Extracted records:
#####

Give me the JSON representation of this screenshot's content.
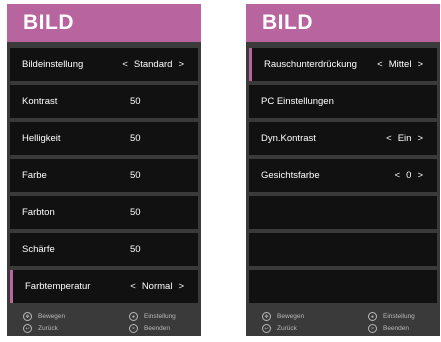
{
  "left_panel": {
    "title": "BILD",
    "items": [
      {
        "label": "Bildeinstellung",
        "value": "Standard",
        "arrows": true,
        "selected": false
      },
      {
        "label": "Kontrast",
        "value": "50",
        "arrows": false,
        "selected": false
      },
      {
        "label": "Helligkeit",
        "value": "50",
        "arrows": false,
        "selected": false
      },
      {
        "label": "Farbe",
        "value": "50",
        "arrows": false,
        "selected": false
      },
      {
        "label": "Farbton",
        "value": "50",
        "arrows": false,
        "selected": false
      },
      {
        "label": "Schärfe",
        "value": "50",
        "arrows": false,
        "selected": false
      },
      {
        "label": "Farbtemperatur",
        "value": "Normal",
        "arrows": true,
        "selected": true
      }
    ],
    "footer": {
      "move_label": "Bewegen",
      "move_icon": "dpad-icon",
      "back_label": "Zurück",
      "back_icon": "back-icon",
      "settings_label": "Einstellung",
      "settings_icon": "ok-icon",
      "exit_label": "Beenden",
      "exit_icon": "exit-icon"
    }
  },
  "right_panel": {
    "title": "BILD",
    "items": [
      {
        "label": "Rauschunterdrückung",
        "value": "Mittel",
        "arrows": true,
        "selected": true
      },
      {
        "label": "PC Einstellungen",
        "value": "",
        "arrows": false,
        "selected": false
      },
      {
        "label": "Dyn.Kontrast",
        "value": "Ein",
        "arrows": true,
        "selected": false
      },
      {
        "label": "Gesichtsfarbe",
        "value": "0",
        "arrows": true,
        "selected": false
      },
      {
        "label": "",
        "value": "",
        "arrows": false,
        "selected": false
      },
      {
        "label": "",
        "value": "",
        "arrows": false,
        "selected": false
      },
      {
        "label": "",
        "value": "",
        "arrows": false,
        "selected": false
      }
    ],
    "footer": {
      "move_label": "Bewegen",
      "move_icon": "dpad-icon",
      "back_label": "Zurück",
      "back_icon": "back-icon",
      "settings_label": "Einstellung",
      "settings_icon": "ok-icon",
      "exit_label": "Beenden",
      "exit_icon": "exit-icon"
    }
  },
  "arrows": {
    "left": "<",
    "right": ">"
  },
  "colors": {
    "header": "#b7649f",
    "row": "#111111",
    "panel": "#3a3a3a",
    "text": "#ffffff",
    "footer_text": "#b8b8b8"
  }
}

#####

◆ **DIRECTIONS FOR THIS TASK**: Write out each entry exactly as given, but skip the pictures.

◆ **THE ANSWER**:
Give me the JSON representation of this screenshot's content.
{
  "left_panel": {
    "title": "BILD",
    "items": [
      {
        "label": "Bildeinstellung",
        "value": "Standard",
        "arrows": true,
        "selected": false
      },
      {
        "label": "Kontrast",
        "value": "50",
        "arrows": false,
        "selected": false
      },
      {
        "label": "Helligkeit",
        "value": "50",
        "arrows": false,
        "selected": false
      },
      {
        "label": "Farbe",
        "value": "50",
        "arrows": false,
        "selected": false
      },
      {
        "label": "Farbton",
        "value": "50",
        "arrows": false,
        "selected": false
      },
      {
        "label": "Schärfe",
        "value": "50",
        "arrows": false,
        "selected": false
      },
      {
        "label": "Farbtemperatur",
        "value": "Normal",
        "arrows": true,
        "selected": true
      }
    ],
    "footer": {
      "move_label": "Bewegen",
      "move_icon": "dpad-icon",
      "back_label": "Zurück",
      "back_icon": "back-icon",
      "settings_label": "Einstellung",
      "settings_icon": "ok-icon",
      "exit_label": "Beenden",
      "exit_icon": "exit-icon"
    }
  },
  "right_panel": {
    "title": "BILD",
    "items": [
      {
        "label": "Rauschunterdrückung",
        "value": "Mittel",
        "arrows": true,
        "selected": true
      },
      {
        "label": "PC Einstellungen",
        "value": "",
        "arrows": false,
        "selected": false
      },
      {
        "label": "Dyn.Kontrast",
        "value": "Ein",
        "arrows": true,
        "selected": false
      },
      {
        "label": "Gesichtsfarbe",
        "value": "0",
        "arrows": true,
        "selected": false
      },
      {
        "label": "",
        "value": "",
        "arrows": false,
        "selected": false
      },
      {
        "label": "",
        "value": "",
        "arrows": false,
        "selected": false
      },
      {
        "label": "",
        "value": "",
        "arrows": false,
        "selected": false
      }
    ],
    "footer": {
      "move_label": "Bewegen",
      "move_icon": "dpad-icon",
      "back_label": "Zurück",
      "back_icon": "back-icon",
      "settings_label": "Einstellung",
      "settings_icon": "ok-icon",
      "exit_label": "Beenden",
      "exit_icon": "exit-icon"
    }
  },
  "arrows": {
    "left": "<",
    "right": ">"
  },
  "colors": {
    "header": "#b7649f",
    "row": "#111111",
    "panel": "#3a3a3a",
    "text": "#ffffff",
    "footer_text": "#b8b8b8"
  }
}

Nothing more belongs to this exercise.